---- Raw data
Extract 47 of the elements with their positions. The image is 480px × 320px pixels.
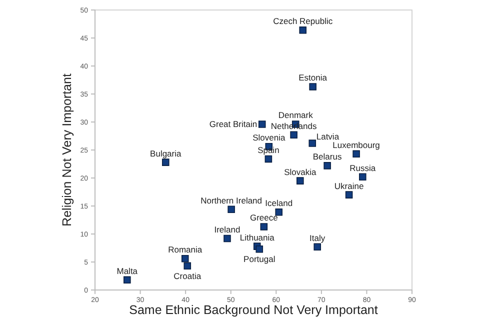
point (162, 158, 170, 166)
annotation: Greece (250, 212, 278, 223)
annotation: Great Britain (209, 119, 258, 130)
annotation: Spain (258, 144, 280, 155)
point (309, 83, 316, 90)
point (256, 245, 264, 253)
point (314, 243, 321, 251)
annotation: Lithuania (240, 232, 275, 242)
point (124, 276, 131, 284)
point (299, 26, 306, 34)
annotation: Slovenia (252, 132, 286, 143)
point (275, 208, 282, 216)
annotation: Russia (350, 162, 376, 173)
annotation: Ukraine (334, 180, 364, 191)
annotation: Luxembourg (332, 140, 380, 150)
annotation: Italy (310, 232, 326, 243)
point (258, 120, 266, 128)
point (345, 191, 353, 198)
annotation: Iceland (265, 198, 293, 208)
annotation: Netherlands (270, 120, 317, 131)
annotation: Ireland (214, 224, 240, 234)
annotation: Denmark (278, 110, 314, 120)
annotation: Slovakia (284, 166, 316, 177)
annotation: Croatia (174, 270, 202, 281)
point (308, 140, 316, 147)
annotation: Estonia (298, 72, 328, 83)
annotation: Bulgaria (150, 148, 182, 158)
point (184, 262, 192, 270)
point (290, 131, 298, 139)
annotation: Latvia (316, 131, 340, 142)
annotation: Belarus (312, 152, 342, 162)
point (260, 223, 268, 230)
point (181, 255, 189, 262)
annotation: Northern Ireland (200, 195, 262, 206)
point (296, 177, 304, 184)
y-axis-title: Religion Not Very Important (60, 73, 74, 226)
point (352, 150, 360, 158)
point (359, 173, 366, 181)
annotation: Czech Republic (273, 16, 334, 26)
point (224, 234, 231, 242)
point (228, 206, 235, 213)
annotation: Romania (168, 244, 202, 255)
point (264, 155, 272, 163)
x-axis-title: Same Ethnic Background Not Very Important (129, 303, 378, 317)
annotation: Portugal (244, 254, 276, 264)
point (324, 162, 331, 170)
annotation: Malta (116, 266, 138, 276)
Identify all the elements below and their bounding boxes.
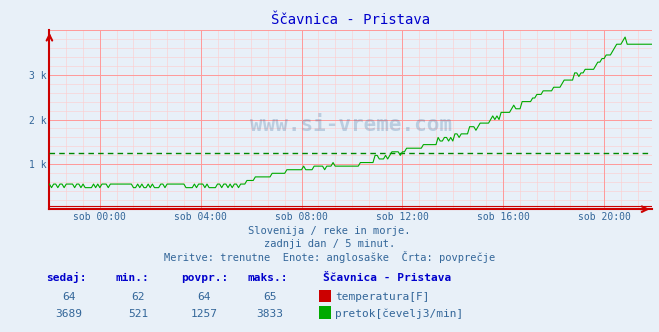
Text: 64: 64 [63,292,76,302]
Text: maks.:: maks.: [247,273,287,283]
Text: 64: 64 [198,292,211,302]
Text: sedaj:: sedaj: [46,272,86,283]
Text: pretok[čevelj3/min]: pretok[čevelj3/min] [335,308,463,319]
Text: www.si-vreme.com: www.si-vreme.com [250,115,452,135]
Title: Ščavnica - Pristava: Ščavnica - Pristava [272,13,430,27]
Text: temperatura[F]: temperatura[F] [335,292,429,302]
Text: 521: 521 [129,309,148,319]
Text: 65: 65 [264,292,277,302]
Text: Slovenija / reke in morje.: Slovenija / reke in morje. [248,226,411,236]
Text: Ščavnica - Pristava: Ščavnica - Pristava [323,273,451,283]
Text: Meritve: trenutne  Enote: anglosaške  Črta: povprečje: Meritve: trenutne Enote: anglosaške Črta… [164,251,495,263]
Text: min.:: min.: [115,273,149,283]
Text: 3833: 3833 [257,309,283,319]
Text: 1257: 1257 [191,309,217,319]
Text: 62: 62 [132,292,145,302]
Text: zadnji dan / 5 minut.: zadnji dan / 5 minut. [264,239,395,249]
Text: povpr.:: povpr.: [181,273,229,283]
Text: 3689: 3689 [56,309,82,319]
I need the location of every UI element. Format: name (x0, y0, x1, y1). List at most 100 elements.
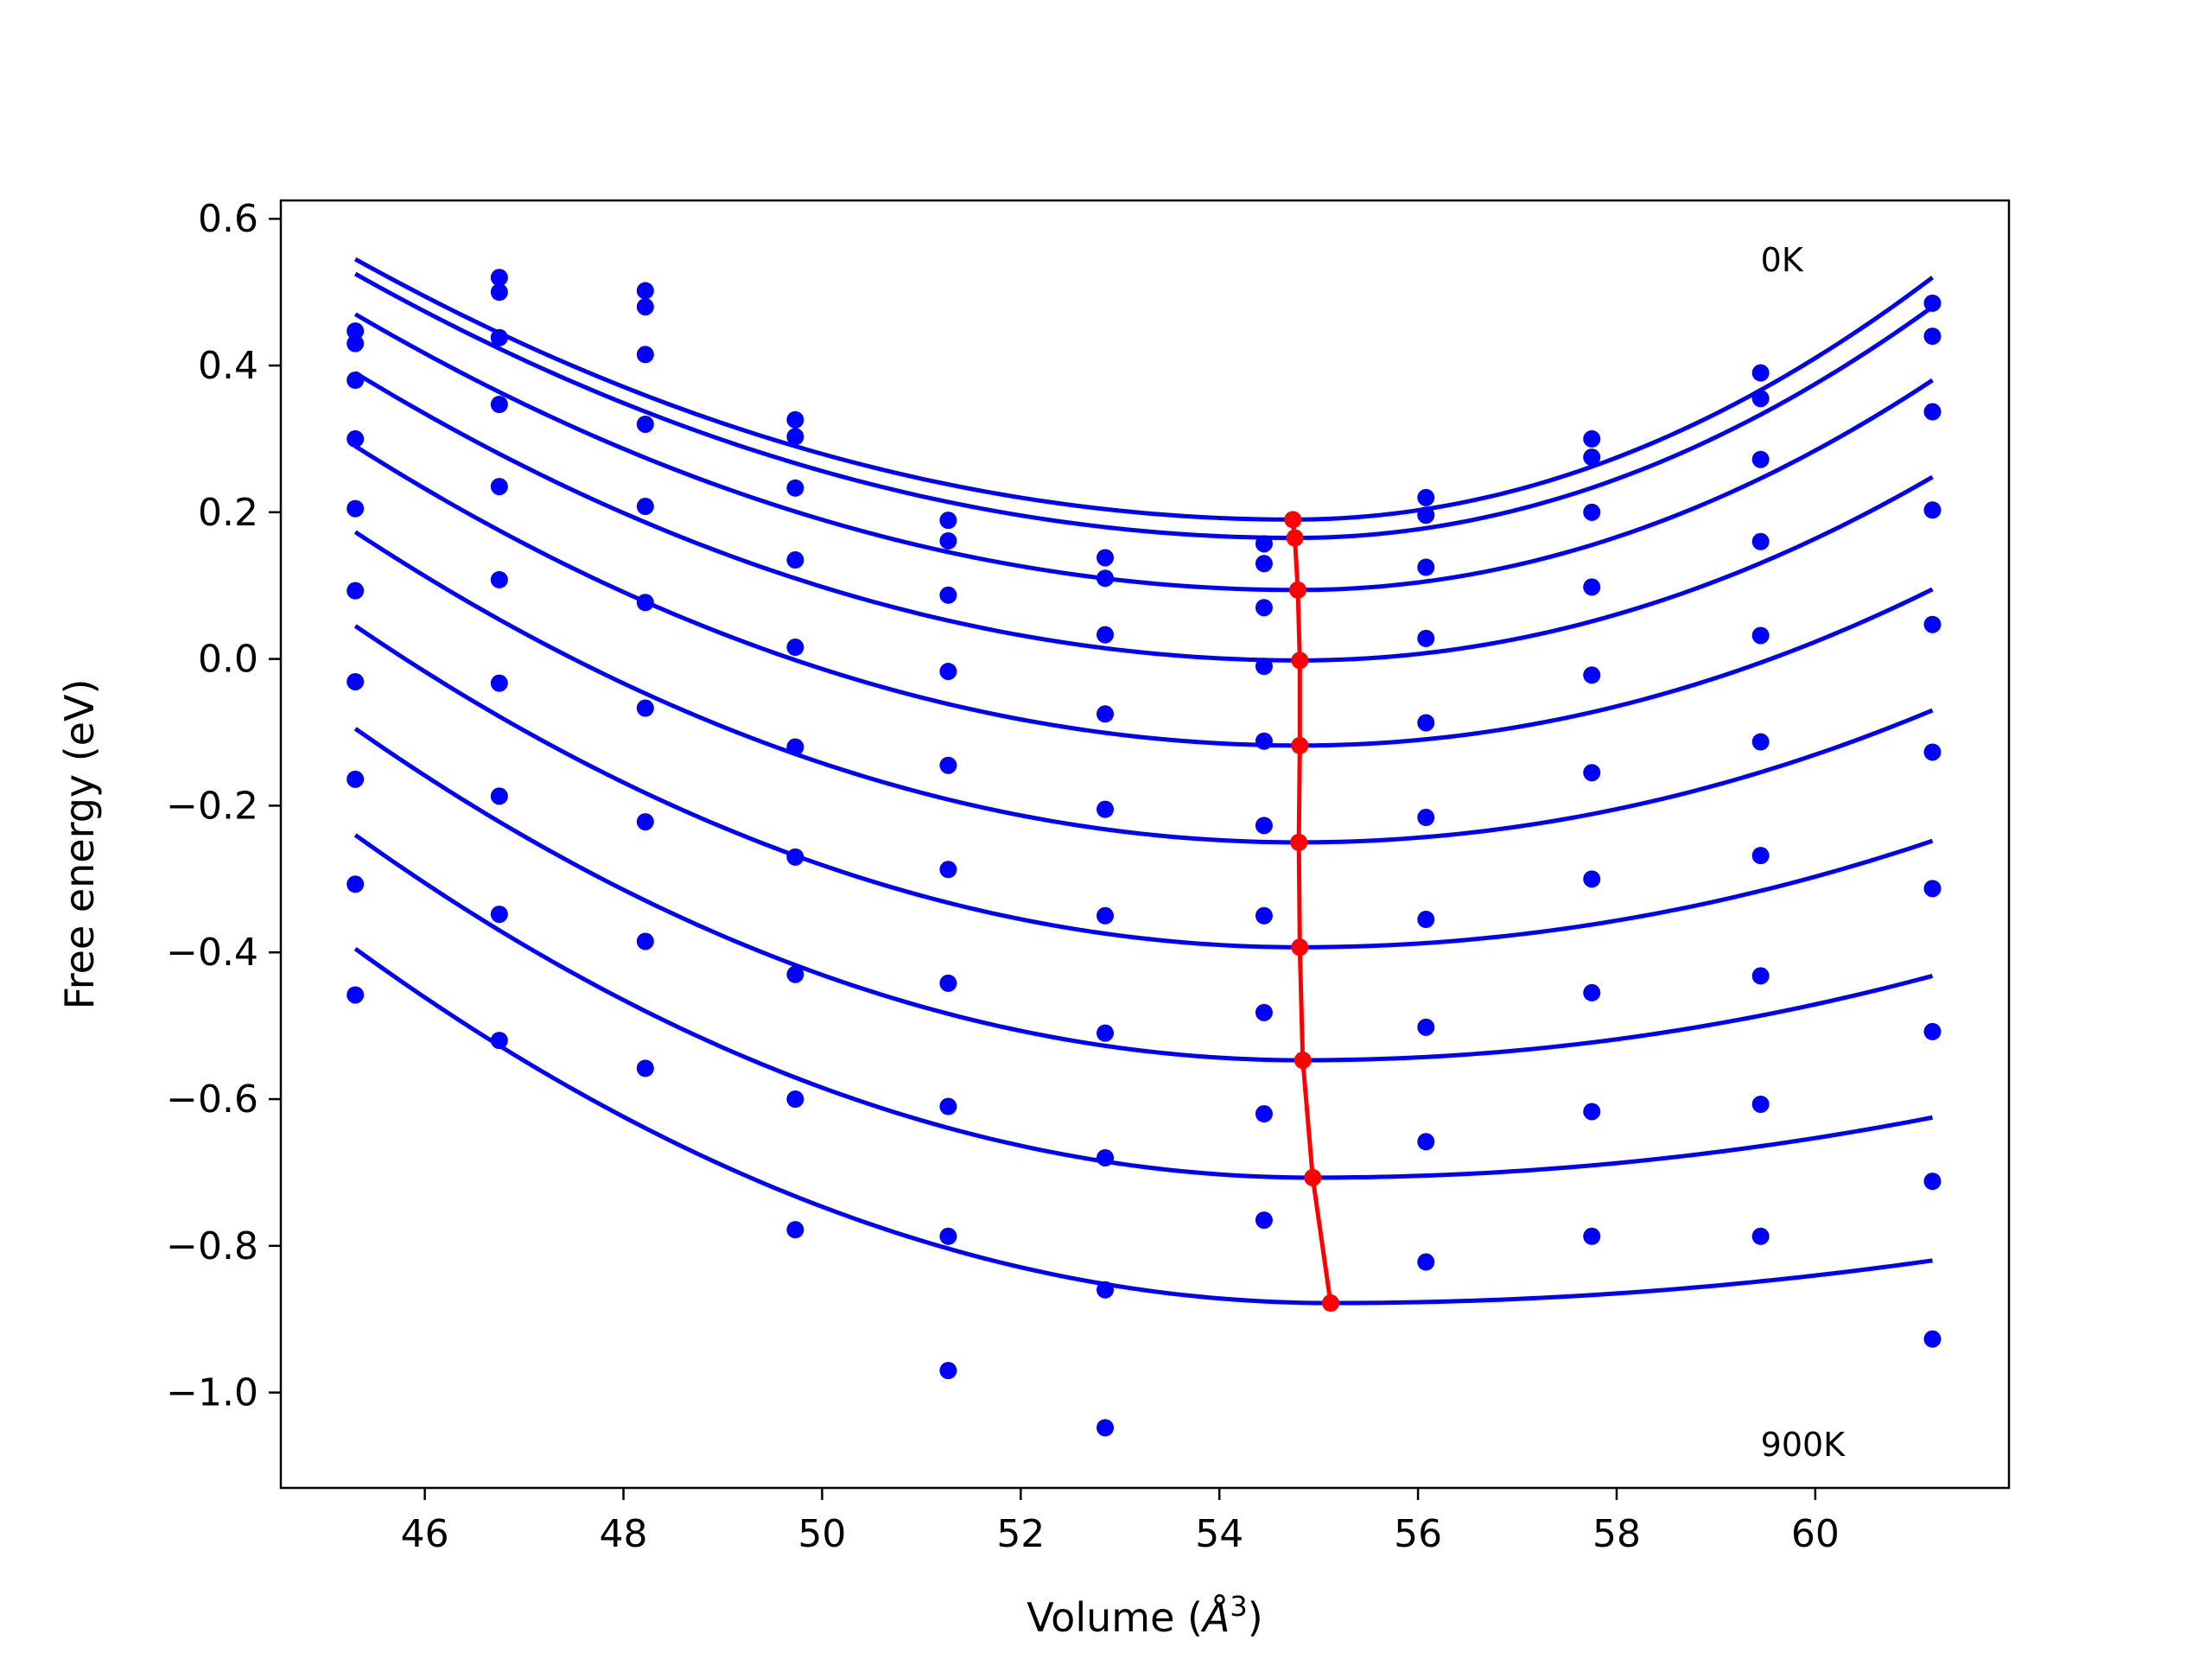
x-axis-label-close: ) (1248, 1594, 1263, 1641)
--------
What you are asked to do: Copy every one of the items above line for line, without changing anything, and leave out the pictures.

Result below:
Extract 47 of the elements with their positions. The image is 480px × 320px pixels.
point (162, 158, 170, 166)
annotation: Greece (250, 212, 278, 223)
annotation: Great Britain (209, 119, 258, 130)
annotation: Spain (258, 144, 280, 155)
point (309, 83, 316, 90)
point (256, 245, 264, 253)
point (314, 243, 321, 251)
annotation: Lithuania (240, 232, 275, 242)
point (124, 276, 131, 284)
point (299, 26, 306, 34)
annotation: Slovenia (252, 132, 286, 143)
point (275, 208, 282, 216)
annotation: Russia (350, 162, 376, 173)
annotation: Ukraine (334, 180, 364, 191)
annotation: Luxembourg (332, 140, 380, 150)
annotation: Italy (310, 232, 326, 243)
point (258, 120, 266, 128)
point (345, 191, 353, 198)
annotation: Iceland (265, 198, 293, 208)
annotation: Netherlands (270, 120, 317, 131)
annotation: Ireland (214, 224, 240, 234)
annotation: Denmark (278, 110, 314, 120)
annotation: Slovakia (284, 166, 316, 177)
annotation: Croatia (174, 270, 202, 281)
point (308, 140, 316, 147)
annotation: Estonia (298, 72, 328, 83)
annotation: Bulgaria (150, 148, 182, 158)
point (184, 262, 192, 270)
point (290, 131, 298, 139)
annotation: Latvia (316, 131, 340, 142)
annotation: Belarus (312, 152, 342, 162)
point (260, 223, 268, 230)
point (181, 255, 189, 262)
annotation: Northern Ireland (200, 195, 262, 206)
point (296, 177, 304, 184)
y-axis-title: Religion Not Very Important (60, 73, 74, 226)
point (352, 150, 360, 158)
point (359, 173, 366, 181)
annotation: Czech Republic (273, 16, 334, 26)
point (224, 234, 231, 242)
point (228, 206, 235, 213)
annotation: Romania (168, 244, 202, 255)
point (264, 155, 272, 163)
x-axis-title: Same Ethnic Background Not Very Important (129, 303, 378, 317)
annotation: Portugal (244, 254, 276, 264)
point (324, 162, 331, 170)
annotation: Malta (116, 266, 138, 276)
Identify all the elements below and their bounding boxes.
Text: 64: 64 [63,292,76,302]
Text: maks.:: maks.: [247,273,287,283]
Text: 64: 64 [198,292,211,302]
Text: sedaj:: sedaj: [46,272,86,283]
Text: pretok[čevelj3/min]: pretok[čevelj3/min] [335,308,463,319]
Text: www.si-vreme.com: www.si-vreme.com [250,115,452,135]
Title: Ščavnica - Pristava: Ščavnica - Pristava [272,13,430,27]
Text: temperatura[F]: temperatura[F] [335,292,429,302]
Text: 521: 521 [129,309,148,319]
Text: 65: 65 [264,292,277,302]
Text: Slovenija / reke in morje.: Slovenija / reke in morje. [248,226,411,236]
Text: Ščavnica - Pristava: Ščavnica - Pristava [323,273,451,283]
Text: Meritve: trenutne  Enote: anglosaške  Črta: povprečje: Meritve: trenutne Enote: anglosaške Črta… [164,251,495,263]
Text: min.:: min.: [115,273,149,283]
Text: 3833: 3833 [257,309,283,319]
Text: 1257: 1257 [191,309,217,319]
Text: 62: 62 [132,292,145,302]
Text: zadnji dan / 5 minut.: zadnji dan / 5 minut. [264,239,395,249]
Text: povpr.:: povpr.: [181,273,229,283]
Text: 3689: 3689 [56,309,82,319]
I need the location of every UI element. Format: name (x0, y0, x1, y1). List at most 100 elements.
x-axis-label-close: ) (1248, 1594, 1263, 1641)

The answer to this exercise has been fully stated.